(Extract provided begins)
This Court must review the instant action. See 28 U.S.C. § 1915(e)(2); McGore v. Wrigglesworth, 114 F.3d at 604-05. Upon review, this Court must dismiss a case at any time if the Court determines that the action is "frivolous or malicious, " fails to state a claim upon which relief may be granted, or seeks monetary relief from a defendant who is immune from such relief. 28 U.S.C. § 1915(e)(2)(B). A claim is legally frivolous when it lacks an arguable basis either in law or in fact. Neitzke v. Williams, 490 U.S. 319, 325 (1989). The court may, therefore, dismiss a claim as frivolous where it is based on an indisputably meritless legal theory or where the factual contentions are clearly baseless. Id. at 327. When determining whether a plaintiff has stated a claim upon which relief can be granted, the court must construe the complaint in a light most favorable to the plaintiff and accept all of the factual allegations as true. Prater v. City of Burnside, Ky., 289 F.3d 417, 424 (6th Cir. 2002). A complaint, or portion thereof, should be dismissed for failure to state a claim upon which relief may be granted "only if it appears beyond a doubt that the plaintiff can prove no set of facts in support of his claim that would entitle him to relief." Brown v. Bargery, 207 F.3d 863, 867 (6th Cir. 2000).

While a reviewing court must liberally construe pro se pleadings, Boag v. MacDougall, 454 U.S. 364, 365 (1982) (per curiam), to avoid dismissal, a complaint must include "enough facts to state a claim to relief that is plausible on its face." Bell Atlantic Corp. v. Twombly, 550 U.S. 544, 570 (2007).

Because Plaintiff asserts a violation of his civil rights and is suing federal officials, the Court construes his claim to be under Bivens v. Six Unknown Named Agents of Fed. Bureau of Narcotics, 403 U.S. 388, 390-97 (1971). A Bivens claim is a judicially created counterpart to a 42 U.S.C. § 1983 civil rights action and is properly brought only against federal officials, who have allegedly denied a plaintiff's constitutional rights, in their individual capacities. Id.
(Extract provided ends)
Parts of the exercise
a) In the court excerpt, why does the Court treat the plaintiff's claim as a Bivens claim? Answer in one to three sentences.
b) Decide whether each statement agrees with the court excerpt. For each one, answer yes or no and quote the words from the excerpt that settle it.
(i) When judging whether a claim has been stated, the court takes the plaintiff's factual allegations as true.
(ii) A Bivens claim may be brought against federal officials in their official capacities.
(iii) The Court may dismiss a case only at the start of its review.
(Material shown begins)
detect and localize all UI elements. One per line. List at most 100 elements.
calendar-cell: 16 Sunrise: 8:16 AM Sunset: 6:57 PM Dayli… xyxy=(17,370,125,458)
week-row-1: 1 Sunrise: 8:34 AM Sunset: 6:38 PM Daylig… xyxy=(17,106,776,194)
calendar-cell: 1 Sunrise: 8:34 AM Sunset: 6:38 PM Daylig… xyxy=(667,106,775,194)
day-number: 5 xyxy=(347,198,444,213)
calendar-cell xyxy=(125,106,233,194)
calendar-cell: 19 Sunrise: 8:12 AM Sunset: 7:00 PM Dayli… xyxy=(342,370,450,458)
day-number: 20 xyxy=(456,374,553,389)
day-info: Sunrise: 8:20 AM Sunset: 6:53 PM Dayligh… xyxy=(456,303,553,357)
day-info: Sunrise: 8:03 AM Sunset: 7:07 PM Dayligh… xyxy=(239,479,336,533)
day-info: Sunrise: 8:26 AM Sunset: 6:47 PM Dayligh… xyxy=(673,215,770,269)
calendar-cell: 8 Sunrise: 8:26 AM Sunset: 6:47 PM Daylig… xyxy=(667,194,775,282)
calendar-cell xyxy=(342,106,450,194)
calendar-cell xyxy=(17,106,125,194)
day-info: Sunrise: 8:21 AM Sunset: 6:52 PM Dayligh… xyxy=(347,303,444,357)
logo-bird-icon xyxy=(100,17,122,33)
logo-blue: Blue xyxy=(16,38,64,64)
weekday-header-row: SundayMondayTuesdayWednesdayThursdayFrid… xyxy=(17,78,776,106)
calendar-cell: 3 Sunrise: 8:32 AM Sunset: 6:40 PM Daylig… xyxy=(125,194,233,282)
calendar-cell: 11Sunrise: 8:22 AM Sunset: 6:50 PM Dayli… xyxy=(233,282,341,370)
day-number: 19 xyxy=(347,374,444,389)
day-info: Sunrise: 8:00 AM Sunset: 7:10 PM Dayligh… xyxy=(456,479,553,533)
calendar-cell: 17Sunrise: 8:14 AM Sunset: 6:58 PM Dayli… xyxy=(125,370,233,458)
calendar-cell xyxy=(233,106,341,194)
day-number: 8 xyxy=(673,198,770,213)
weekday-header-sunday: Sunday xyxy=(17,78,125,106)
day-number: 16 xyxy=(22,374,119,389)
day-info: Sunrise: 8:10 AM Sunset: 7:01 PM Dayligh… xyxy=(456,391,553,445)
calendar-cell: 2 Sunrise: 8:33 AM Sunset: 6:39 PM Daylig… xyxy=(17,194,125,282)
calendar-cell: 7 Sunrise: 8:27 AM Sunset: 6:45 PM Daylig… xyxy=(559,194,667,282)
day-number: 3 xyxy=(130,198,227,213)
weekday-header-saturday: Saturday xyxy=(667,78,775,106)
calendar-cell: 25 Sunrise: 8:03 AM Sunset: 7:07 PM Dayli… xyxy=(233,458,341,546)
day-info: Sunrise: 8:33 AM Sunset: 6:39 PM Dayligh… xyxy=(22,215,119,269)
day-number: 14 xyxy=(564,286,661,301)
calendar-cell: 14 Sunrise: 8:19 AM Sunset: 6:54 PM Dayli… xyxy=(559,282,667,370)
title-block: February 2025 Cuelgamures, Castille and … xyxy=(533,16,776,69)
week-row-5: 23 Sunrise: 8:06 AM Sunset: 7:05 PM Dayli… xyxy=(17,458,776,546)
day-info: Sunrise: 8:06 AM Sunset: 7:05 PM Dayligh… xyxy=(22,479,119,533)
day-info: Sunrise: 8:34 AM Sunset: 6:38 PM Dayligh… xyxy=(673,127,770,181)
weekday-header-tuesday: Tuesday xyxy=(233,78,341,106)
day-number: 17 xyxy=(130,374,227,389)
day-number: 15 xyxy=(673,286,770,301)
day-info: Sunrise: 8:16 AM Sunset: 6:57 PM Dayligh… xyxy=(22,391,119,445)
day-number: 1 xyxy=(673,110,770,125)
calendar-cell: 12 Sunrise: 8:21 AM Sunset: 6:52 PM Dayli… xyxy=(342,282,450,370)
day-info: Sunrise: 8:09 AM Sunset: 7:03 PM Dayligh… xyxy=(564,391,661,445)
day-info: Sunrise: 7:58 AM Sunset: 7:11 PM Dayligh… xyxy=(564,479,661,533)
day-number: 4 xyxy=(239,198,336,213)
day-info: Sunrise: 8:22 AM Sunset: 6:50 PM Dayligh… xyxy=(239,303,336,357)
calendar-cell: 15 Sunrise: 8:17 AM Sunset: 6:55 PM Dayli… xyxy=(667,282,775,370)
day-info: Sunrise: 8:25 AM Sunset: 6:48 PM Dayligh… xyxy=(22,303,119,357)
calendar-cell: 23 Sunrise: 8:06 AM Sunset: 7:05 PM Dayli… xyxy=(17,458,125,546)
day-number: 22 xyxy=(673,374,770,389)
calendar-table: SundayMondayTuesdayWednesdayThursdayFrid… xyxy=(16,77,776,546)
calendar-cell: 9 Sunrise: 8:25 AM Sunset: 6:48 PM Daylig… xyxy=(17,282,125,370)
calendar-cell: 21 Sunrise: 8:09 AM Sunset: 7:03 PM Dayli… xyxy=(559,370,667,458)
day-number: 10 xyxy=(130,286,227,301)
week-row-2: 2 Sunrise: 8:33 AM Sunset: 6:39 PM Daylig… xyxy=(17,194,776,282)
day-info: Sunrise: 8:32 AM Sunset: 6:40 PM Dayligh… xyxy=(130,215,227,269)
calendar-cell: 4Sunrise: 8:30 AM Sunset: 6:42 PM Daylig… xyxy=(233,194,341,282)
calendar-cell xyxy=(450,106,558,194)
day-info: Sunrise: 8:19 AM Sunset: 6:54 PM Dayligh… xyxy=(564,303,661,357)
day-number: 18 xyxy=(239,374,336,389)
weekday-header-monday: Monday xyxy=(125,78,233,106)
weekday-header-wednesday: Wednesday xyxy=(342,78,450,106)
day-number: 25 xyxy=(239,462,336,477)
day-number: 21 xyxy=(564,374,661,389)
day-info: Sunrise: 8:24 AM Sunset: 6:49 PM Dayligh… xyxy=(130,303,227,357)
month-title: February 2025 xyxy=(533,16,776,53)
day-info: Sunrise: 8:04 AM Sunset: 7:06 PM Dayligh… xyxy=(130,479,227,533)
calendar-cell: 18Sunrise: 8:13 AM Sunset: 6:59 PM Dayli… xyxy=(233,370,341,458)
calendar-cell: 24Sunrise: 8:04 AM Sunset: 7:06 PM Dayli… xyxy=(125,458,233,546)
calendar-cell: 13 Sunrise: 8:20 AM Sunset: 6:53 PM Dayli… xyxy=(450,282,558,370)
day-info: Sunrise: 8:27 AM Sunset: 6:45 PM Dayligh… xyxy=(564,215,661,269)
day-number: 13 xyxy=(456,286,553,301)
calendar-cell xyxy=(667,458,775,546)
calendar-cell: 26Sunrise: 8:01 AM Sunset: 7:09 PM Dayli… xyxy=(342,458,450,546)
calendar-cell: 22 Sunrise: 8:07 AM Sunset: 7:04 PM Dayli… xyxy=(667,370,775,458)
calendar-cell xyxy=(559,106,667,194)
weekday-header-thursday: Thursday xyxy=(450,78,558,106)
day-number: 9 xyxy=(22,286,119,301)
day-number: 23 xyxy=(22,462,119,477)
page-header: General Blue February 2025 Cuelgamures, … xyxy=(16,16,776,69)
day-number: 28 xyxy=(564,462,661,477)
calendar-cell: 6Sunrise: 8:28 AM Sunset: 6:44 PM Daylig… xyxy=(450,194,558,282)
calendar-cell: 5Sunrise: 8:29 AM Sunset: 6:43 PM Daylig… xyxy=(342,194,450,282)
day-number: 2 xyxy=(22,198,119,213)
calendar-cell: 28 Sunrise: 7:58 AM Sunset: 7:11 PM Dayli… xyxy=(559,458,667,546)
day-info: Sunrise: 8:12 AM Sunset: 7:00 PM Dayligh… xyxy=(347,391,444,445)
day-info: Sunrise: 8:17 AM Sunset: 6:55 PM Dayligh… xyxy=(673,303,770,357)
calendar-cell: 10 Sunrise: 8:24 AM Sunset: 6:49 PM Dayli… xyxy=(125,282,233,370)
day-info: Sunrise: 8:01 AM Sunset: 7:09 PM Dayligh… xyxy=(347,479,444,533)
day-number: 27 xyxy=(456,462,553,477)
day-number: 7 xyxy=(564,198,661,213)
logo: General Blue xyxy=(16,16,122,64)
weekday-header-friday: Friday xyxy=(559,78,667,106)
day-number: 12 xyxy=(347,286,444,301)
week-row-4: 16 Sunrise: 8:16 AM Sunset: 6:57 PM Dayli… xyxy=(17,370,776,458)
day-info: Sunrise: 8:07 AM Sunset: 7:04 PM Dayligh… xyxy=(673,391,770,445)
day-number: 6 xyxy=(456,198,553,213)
(Material shown ends)
Responses by task
a) The Court treats it as a Bivens claim because the plaintiff claims his civil rights were violated and he is suing federal officials. A Bivens claim is the court-made counterpart to a 42 U.S.C. § 1983 civil rights action, and it can be brought only against federal officials.

b)
(i) Yes: "accept all of the factual allegations as true."
(ii) No: "in their individual capacities."
(iii) No: "this Court must dismiss a case at any time."